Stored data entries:
§ §

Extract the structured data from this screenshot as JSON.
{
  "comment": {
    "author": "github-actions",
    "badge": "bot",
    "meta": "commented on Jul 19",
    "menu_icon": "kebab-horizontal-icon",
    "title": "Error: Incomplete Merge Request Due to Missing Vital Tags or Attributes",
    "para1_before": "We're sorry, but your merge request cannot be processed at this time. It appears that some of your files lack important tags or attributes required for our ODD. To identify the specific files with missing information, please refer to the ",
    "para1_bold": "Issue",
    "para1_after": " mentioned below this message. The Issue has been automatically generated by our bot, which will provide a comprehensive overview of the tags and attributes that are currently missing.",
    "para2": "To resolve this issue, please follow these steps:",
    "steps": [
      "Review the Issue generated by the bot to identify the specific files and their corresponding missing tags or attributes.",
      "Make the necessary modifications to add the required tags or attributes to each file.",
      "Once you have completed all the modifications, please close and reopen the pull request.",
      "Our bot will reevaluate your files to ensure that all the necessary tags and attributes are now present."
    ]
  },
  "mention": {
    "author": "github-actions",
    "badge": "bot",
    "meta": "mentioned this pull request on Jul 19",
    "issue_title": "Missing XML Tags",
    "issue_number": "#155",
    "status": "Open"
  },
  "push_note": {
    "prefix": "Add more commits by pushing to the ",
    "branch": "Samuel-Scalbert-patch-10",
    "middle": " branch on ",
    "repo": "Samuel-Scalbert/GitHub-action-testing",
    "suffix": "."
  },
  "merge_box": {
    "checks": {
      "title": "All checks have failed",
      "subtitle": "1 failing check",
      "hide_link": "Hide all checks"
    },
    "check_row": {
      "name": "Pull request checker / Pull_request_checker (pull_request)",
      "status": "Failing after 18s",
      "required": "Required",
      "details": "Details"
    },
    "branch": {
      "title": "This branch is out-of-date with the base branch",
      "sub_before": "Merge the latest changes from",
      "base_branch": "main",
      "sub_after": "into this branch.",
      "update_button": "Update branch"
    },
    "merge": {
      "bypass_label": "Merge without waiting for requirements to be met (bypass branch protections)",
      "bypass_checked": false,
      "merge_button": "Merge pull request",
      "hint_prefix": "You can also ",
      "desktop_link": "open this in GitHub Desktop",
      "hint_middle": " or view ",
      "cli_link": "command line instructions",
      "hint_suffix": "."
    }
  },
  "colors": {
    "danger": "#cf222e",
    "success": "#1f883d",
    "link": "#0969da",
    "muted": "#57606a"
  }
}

§ §

TASK PROMPT:
Transcribe the full listing above without leaving anything out.

EXPECTED ANSWER:
Extract the structured data from this screenshot as JSON.
{
  "comment": {
    "author": "github-actions",
    "badge": "bot",
    "meta": "commented on Jul 19",
    "menu_icon": "kebab-horizontal-icon",
    "title": "Error: Incomplete Merge Request Due to Missing Vital Tags or Attributes",
    "para1_before": "We're sorry, but your merge request cannot be processed at this time. It appears that some of your files lack important tags or attributes required for our ODD. To identify the specific files with missing information, please refer to the ",
    "para1_bold": "Issue",
    "para1_after": " mentioned below this message. The Issue has been automatically generated by our bot, which will provide a comprehensive overview of the tags and attributes that are currently missing.",
    "para2": "To resolve this issue, please follow these steps:",
    "steps": [
      "Review the Issue generated by the bot to identify the specific files and their corresponding missing tags or attributes.",
      "Make the necessary modifications to add the required tags or attributes to each file.",
      "Once you have completed all the modifications, please close and reopen the pull request.",
      "Our bot will reevaluate your files to ensure that all the necessary tags and attributes are now present."
    ]
  },
  "mention": {
    "author": "github-actions",
    "badge": "bot",
    "meta": "mentioned this pull request on Jul 19",
    "issue_title": "Missing XML Tags",
    "issue_number": "#155",
    "status": "Open"
  },
  "push_note": {
    "prefix": "Add more commits by pushing to the ",
    "branch": "Samuel-Scalbert-patch-10",
    "middle": " branch on ",
    "repo": "Samuel-Scalbert/GitHub-action-testing",
    "suffix": "."
  },
  "merge_box": {
    "checks": {
      "title": "All checks have failed",
      "subtitle": "1 failing check",
      "hide_link": "Hide all checks"
    },
    "check_row": {
      "name": "Pull request checker / Pull_request_checker (pull_request)",
      "status": "Failing after 18s",
      "required": "Required",
      "details": "Details"
    },
    "branch": {
      "title": "This branch is out-of-date with the base branch",
      "sub_before": "Merge the latest changes from",
      "base_branch": "main",
      "sub_after": "into this branch.",
      "update_button": "Update branch"
    },
    "merge": {
      "bypass_label": "Merge without waiting for requirements to be met (bypass branch protections)",
      "bypass_checked": false,
      "merge_button": "Merge pull request",
      "hint_prefix": "You can also ",
      "desktop_link": "open this in GitHub Desktop",
      "hint_middle": " or view ",
      "cli_link": "command line instructions",
      "hint_suffix": "."
    }
  },
  "colors": {
    "danger": "#cf222e",
    "success": "#1f883d",
    "link": "#0969da",
    "muted": "#57606a"
  }
}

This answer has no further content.